• _What to produce_: Extend the passage below on food emulsions, picking up right after its final sentence.

-------- Selection

Many natural and processed foods consist either partly or wholly as emulsions or have been in an emulsified state at some time during their production; such foods include milk, cream, butter, margarine, fruit beverages, soups, cake batters, mayonnaise, cream liqueurs, sauces, desserts, salad cream, ice cream, and coffee whitener (Friberg and Larsson 1997, Krog et al. 1983, Jaynes 1983, Dickinson and Stainsby 1982, Dickinson 1992, Swaisgood 1996). Emulsion-based food products exhibit a wide variety of different physicochemical and organoleptic characteristics, such as appearance, aroma, texture, taste, and shelf life. For example, milk is a low-viscosity white fluid, strawberry yogurt is a pink viscoelastic gel, and margarine is a yellow semisolid. This diversity is the result of the different sorts of ingredients and processing conditions used to create each type of product. The manufacture of an emulsion-based food product with specific quality attributes depends on the selection of the most appropriate raw materials (e.g., water, oil, emulsifiers, thickening agents, minerals, acids, bases, vitamins, flavors, colorants, etc.) and processing conditions (e.g., mixing, homogeni-zation, pasteurization, sterilization, etc.).

----------------
-------- Data excerpts

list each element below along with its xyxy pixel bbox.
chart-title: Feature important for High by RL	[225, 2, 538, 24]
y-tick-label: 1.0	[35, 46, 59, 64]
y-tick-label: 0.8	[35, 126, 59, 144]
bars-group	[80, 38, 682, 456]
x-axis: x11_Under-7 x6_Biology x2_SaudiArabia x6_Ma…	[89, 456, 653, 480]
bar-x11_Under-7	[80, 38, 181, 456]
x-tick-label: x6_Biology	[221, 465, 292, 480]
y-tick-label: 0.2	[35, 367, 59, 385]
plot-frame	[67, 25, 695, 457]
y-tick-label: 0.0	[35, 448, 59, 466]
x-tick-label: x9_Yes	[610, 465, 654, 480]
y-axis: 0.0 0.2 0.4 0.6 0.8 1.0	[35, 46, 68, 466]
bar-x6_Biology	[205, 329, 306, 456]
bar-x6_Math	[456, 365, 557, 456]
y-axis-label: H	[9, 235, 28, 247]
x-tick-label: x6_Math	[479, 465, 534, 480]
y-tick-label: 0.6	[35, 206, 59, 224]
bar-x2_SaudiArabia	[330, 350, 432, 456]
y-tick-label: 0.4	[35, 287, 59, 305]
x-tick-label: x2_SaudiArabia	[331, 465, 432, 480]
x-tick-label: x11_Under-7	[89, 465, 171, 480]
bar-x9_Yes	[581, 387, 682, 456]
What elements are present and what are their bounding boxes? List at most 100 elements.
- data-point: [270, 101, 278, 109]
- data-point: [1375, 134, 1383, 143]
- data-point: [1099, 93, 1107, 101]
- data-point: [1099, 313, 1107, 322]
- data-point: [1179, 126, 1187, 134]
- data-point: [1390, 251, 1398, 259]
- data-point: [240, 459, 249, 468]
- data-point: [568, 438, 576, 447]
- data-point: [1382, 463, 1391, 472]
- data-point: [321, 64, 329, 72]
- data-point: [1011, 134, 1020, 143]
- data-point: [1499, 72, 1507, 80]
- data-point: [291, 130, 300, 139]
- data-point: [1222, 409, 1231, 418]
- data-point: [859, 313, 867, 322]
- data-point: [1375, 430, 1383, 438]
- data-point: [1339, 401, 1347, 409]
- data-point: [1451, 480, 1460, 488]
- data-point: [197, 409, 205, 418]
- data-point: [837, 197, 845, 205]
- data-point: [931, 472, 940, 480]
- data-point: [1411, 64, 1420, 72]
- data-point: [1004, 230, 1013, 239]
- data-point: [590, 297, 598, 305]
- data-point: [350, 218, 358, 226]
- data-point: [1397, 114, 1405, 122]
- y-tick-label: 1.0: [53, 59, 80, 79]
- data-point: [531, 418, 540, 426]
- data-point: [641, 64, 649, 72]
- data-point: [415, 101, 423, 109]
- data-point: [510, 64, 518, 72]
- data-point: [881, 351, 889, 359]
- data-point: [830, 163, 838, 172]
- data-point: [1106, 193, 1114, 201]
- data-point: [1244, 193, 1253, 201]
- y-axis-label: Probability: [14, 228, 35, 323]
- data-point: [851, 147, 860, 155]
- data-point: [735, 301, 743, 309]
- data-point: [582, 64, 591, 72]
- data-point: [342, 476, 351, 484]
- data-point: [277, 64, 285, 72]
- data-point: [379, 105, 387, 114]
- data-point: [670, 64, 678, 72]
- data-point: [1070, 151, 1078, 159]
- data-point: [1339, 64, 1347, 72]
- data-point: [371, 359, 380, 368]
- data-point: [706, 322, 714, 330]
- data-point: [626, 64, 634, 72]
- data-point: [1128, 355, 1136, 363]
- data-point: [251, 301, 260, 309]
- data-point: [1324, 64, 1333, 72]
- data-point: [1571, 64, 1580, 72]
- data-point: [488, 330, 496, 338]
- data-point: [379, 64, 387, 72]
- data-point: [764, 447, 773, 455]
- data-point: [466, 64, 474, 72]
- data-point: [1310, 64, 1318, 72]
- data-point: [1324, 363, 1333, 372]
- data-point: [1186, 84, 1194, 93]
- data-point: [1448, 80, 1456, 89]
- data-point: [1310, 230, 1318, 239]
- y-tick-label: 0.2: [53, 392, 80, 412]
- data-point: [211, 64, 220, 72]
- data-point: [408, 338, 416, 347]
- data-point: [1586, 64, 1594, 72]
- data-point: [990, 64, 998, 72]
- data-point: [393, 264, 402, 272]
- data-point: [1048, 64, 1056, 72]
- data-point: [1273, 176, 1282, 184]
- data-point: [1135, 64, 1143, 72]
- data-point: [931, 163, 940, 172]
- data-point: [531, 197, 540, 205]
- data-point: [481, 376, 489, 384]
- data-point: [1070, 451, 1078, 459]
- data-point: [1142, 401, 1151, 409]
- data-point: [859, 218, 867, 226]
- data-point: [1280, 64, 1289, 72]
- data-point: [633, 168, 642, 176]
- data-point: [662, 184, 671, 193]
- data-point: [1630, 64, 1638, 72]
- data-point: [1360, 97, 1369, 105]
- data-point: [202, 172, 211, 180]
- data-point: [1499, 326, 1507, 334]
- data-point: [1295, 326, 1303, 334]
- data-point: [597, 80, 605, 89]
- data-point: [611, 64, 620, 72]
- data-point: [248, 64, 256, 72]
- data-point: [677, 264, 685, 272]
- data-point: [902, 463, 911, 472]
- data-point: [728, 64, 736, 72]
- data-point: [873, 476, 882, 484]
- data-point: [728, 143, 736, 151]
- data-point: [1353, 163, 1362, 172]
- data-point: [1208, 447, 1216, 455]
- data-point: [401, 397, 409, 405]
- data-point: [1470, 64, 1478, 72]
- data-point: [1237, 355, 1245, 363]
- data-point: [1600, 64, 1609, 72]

----------------

• _Task result_:
Traditionally, the food industry largely relied on craft and tradition for the formulation of food products and the establishment of processing and storage conditions. This approach is unsuitable for the modern food industry, which must rapidly respond to changes in consumer preferences for a greater variety of cheaper, healthier, and more convenient foods (Sloan 1994, 1996; Katz 1997). In addition, the modern food industry relies increasingly on large-scale production operations to produce vast quantities of foods at relatively low cost. The development of new foods, the improvement of existing foods, and the efficient running of food-processing operations require a more systematic and rigorous approach than was used previously (Hollingsworth 1995).
Two areas which have been identified as being of particular importance to the improvement of food products are:
1. Enhanced scientific understanding of food properties. An improved understanding of the factors that determine the bulk physicochemical and organoleptic properties of emulsions will enable manufacturers to create low-cost high-quality food products in a more systematic and reliable fashion (Kokini et al. 1993, Rizvi et al. 1993).
2. Development of new analytical techniques to characterize food properties. The development and application of new analytical techniques to characterize the properties of emulsions are leading to considerable advances in research, development, and quality control (Dickinson 1995a,b; Gaonkar 1995). These techniques are used in the laboratory to enhance our understanding of the factors which determine the properties of foods and in the factory to monitor the properties of foods during processing in order to ensure that they meet the required quality specifications.
Emulsion science is a multidisciplinary subject that combines chemistry, physics, and engineering (Sherman 1968a; Becher 1957, 1983; Hiemenz 1986; Hunter 1986, 1989, 1993; Evans and Wennerstrom 1994). The aim of the emulsion scientist working in the food industry is to utilize the principles and techniques of emulsion science to enhance the quality of the food supply and the efficiency of food production. This book presents the conceptual and theoretical framework required by food scientists to understand and control the properties of emulsion-based food products.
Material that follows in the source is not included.